→ **Set task**
Leave out the pictures and restate the rest of the data exactly.

━━ Input rows ━━

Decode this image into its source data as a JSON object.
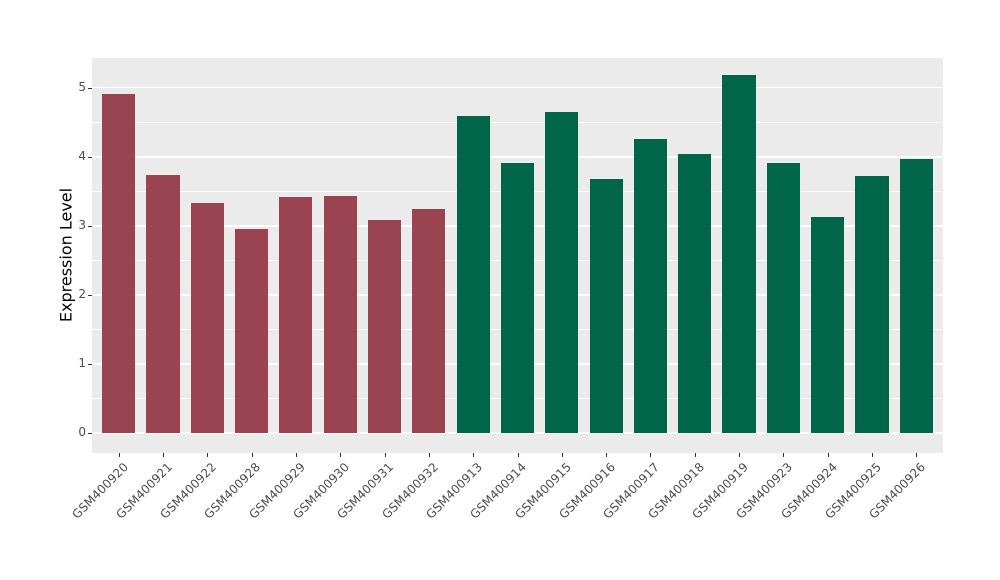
{
  "chart_data": {
    "type": "bar",
    "title": "",
    "xlabel": "",
    "ylabel": "Expression Level",
    "ylim": [
      -0.29,
      5.43
    ],
    "yticks": [
      0,
      1,
      2,
      3,
      4,
      5
    ],
    "yticks_minor": [
      0.5,
      1.5,
      2.5,
      3.5,
      4.5
    ],
    "grid": true,
    "legend_position": "none",
    "categories": [
      "GSM400920",
      "GSM400921",
      "GSM400922",
      "GSM400928",
      "GSM400929",
      "GSM400930",
      "GSM400931",
      "GSM400932",
      "GSM400913",
      "GSM400914",
      "GSM400915",
      "GSM400916",
      "GSM400917",
      "GSM400918",
      "GSM400919",
      "GSM400923",
      "GSM400924",
      "GSM400925",
      "GSM400926"
    ],
    "values": [
      4.91,
      3.74,
      3.33,
      2.95,
      3.41,
      3.43,
      3.08,
      3.24,
      4.59,
      3.91,
      4.65,
      3.68,
      4.25,
      4.04,
      5.19,
      3.91,
      3.13,
      3.72,
      3.97
    ],
    "groups": [
      "group1",
      "group1",
      "group1",
      "group1",
      "group1",
      "group1",
      "group1",
      "group1",
      "group2",
      "group2",
      "group2",
      "group2",
      "group2",
      "group2",
      "group2",
      "group2",
      "group2",
      "group2",
      "group2"
    ],
    "palette": {
      "group1": "#9A4451",
      "group2": "#006647"
    },
    "colors": {
      "panel_background": "#EBEBEB",
      "gridline": "#FFFFFF",
      "axis_text": "#4D4D4D",
      "axis_title": "#000000",
      "tick_mark": "#333333"
    }
  }
}
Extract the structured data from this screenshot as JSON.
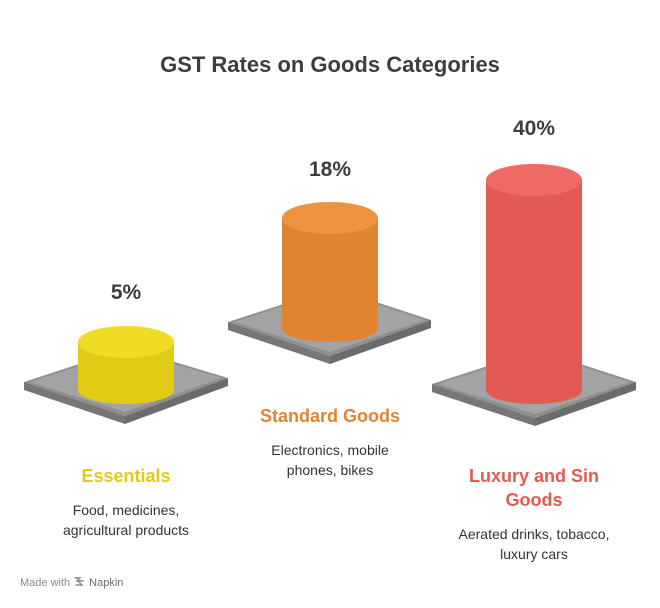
{
  "title": "GST Rates on Goods Categories",
  "colors": {
    "essentials": "#e2cb16",
    "standard": "#e08431",
    "luxury": "#e35a55",
    "platform": "#9a9a9a"
  },
  "items": [
    {
      "rate": "5%",
      "category": "Essentials",
      "description_lines": [
        "Food, medicines,",
        "agricultural products"
      ],
      "value": 5
    },
    {
      "rate": "18%",
      "category": "Standard Goods",
      "description_lines": [
        "Electronics, mobile",
        "phones, bikes"
      ],
      "value": 18
    },
    {
      "rate": "40%",
      "category_lines": [
        "Luxury and Sin",
        "Goods"
      ],
      "description_lines": [
        "Aerated drinks, tobacco,",
        "luxury cars"
      ],
      "value": 40
    }
  ],
  "footer": {
    "made_with": "Made with",
    "brand": "Napkin"
  }
}
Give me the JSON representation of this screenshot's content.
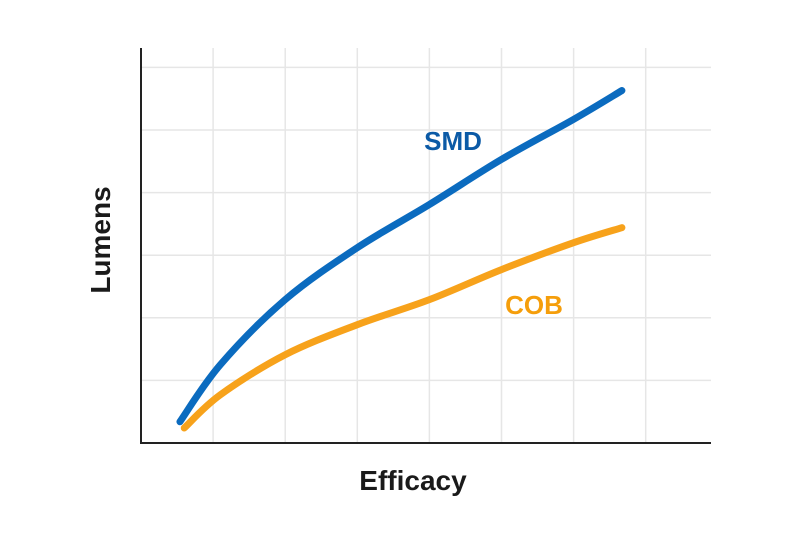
{
  "chart_data": {
    "type": "line",
    "title": "",
    "xlabel": "Efficacy",
    "ylabel": "Lumens",
    "xlim": [
      0,
      7.9
    ],
    "ylim": [
      0,
      6.3
    ],
    "grid": true,
    "legend": "inline labels",
    "series": [
      {
        "name": "SMD",
        "color": "#0b6bbf",
        "label_color": "#0b5aa6",
        "x": [
          0.54,
          1.1,
          2.0,
          3.0,
          4.0,
          5.0,
          6.0,
          6.67
        ],
        "y": [
          0.34,
          1.25,
          2.29,
          3.12,
          3.81,
          4.53,
          5.17,
          5.63
        ]
      },
      {
        "name": "COB",
        "color": "#f7a21b",
        "label_color": "#f59e0b",
        "x": [
          0.6,
          1.1,
          2.0,
          3.0,
          4.0,
          5.0,
          6.0,
          6.67
        ],
        "y": [
          0.24,
          0.77,
          1.41,
          1.89,
          2.29,
          2.77,
          3.2,
          3.44
        ]
      }
    ]
  }
}
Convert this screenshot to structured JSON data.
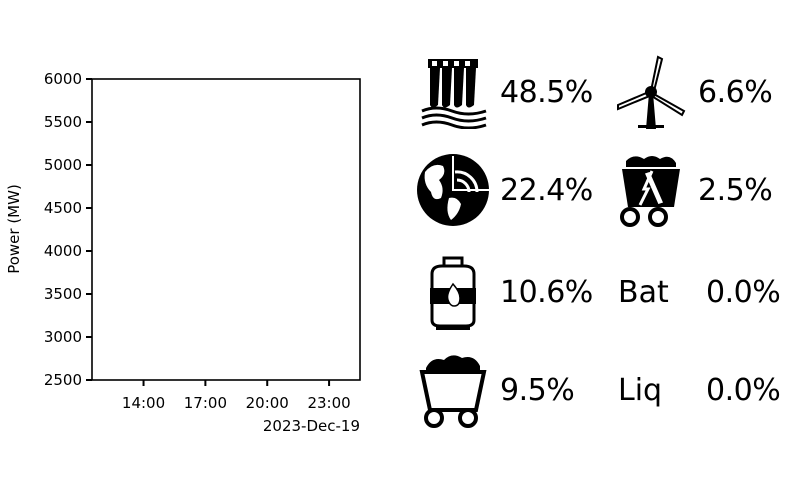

━━━

→ **Final answer**
Decode this image into its source data as a JSON object.
{
  "chart_data": {
    "type": "bar",
    "title": "",
    "xlabel": "",
    "ylabel": "Expression Level",
    "ylim": [
      -0.29,
      5.43
    ],
    "yticks": [
      0,
      1,
      2,
      3,
      4,
      5
    ],
    "yticks_minor": [
      0.5,
      1.5,
      2.5,
      3.5,
      4.5
    ],
    "grid": true,
    "legend_position": "none",
    "categories": [
      "GSM400920",
      "GSM400921",
      "GSM400922",
      "GSM400928",
      "GSM400929",
      "GSM400930",
      "GSM400931",
      "GSM400932",
      "GSM400913",
      "GSM400914",
      "GSM400915",
      "GSM400916",
      "GSM400917",
      "GSM400918",
      "GSM400919",
      "GSM400923",
      "GSM400924",
      "GSM400925",
      "GSM400926"
    ],
    "values": [
      4.91,
      3.74,
      3.33,
      2.95,
      3.41,
      3.43,
      3.08,
      3.24,
      4.59,
      3.91,
      4.65,
      3.68,
      4.25,
      4.04,
      5.19,
      3.91,
      3.13,
      3.72,
      3.97
    ],
    "groups": [
      "group1",
      "group1",
      "group1",
      "group1",
      "group1",
      "group1",
      "group1",
      "group1",
      "group2",
      "group2",
      "group2",
      "group2",
      "group2",
      "group2",
      "group2",
      "group2",
      "group2",
      "group2",
      "group2"
    ],
    "palette": {
      "group1": "#9A4451",
      "group2": "#006647"
    },
    "colors": {
      "panel_background": "#EBEBEB",
      "gridline": "#FFFFFF",
      "axis_text": "#4D4D4D",
      "axis_title": "#000000",
      "tick_mark": "#333333"
    }
  }
}
Extract the structured data from this screenshot as JSON.
{
  "title": "GST Rates on Goods Categories",
  "colors": {
    "essentials": "#e2cb16",
    "standard": "#e08431",
    "luxury": "#e35a55",
    "platform": "#9a9a9a"
  },
  "items": [
    {
      "rate": "5%",
      "category": "Essentials",
      "description_lines": [
        "Food, medicines,",
        "agricultural products"
      ],
      "value": 5
    },
    {
      "rate": "18%",
      "category": "Standard Goods",
      "description_lines": [
        "Electronics, mobile",
        "phones, bikes"
      ],
      "value": 18
    },
    {
      "rate": "40%",
      "category_lines": [
        "Luxury and Sin",
        "Goods"
      ],
      "description_lines": [
        "Aerated drinks, tobacco,",
        "luxury cars"
      ],
      "value": 40
    }
  ],
  "footer": {
    "made_with": "Made with",
    "brand": "Napkin"
  }
}
Give me the JSON representation of this screenshot's content.
{
  "chart_data": {
    "type": "line",
    "title": "",
    "xlabel": "Efficacy",
    "ylabel": "Lumens",
    "xlim": [
      0,
      7.9
    ],
    "ylim": [
      0,
      6.3
    ],
    "grid": true,
    "legend": "inline labels",
    "series": [
      {
        "name": "SMD",
        "color": "#0b6bbf",
        "label_color": "#0b5aa6",
        "x": [
          0.54,
          1.1,
          2.0,
          3.0,
          4.0,
          5.0,
          6.0,
          6.67
        ],
        "y": [
          0.34,
          1.25,
          2.29,
          3.12,
          3.81,
          4.53,
          5.17,
          5.63
        ]
      },
      {
        "name": "COB",
        "color": "#f7a21b",
        "label_color": "#f59e0b",
        "x": [
          0.6,
          1.1,
          2.0,
          3.0,
          4.0,
          5.0,
          6.0,
          6.67
        ],
        "y": [
          0.24,
          0.77,
          1.41,
          1.89,
          2.29,
          2.77,
          3.2,
          3.44
        ]
      }
    ]
  }
}
Convert this screenshot to structured JSON data.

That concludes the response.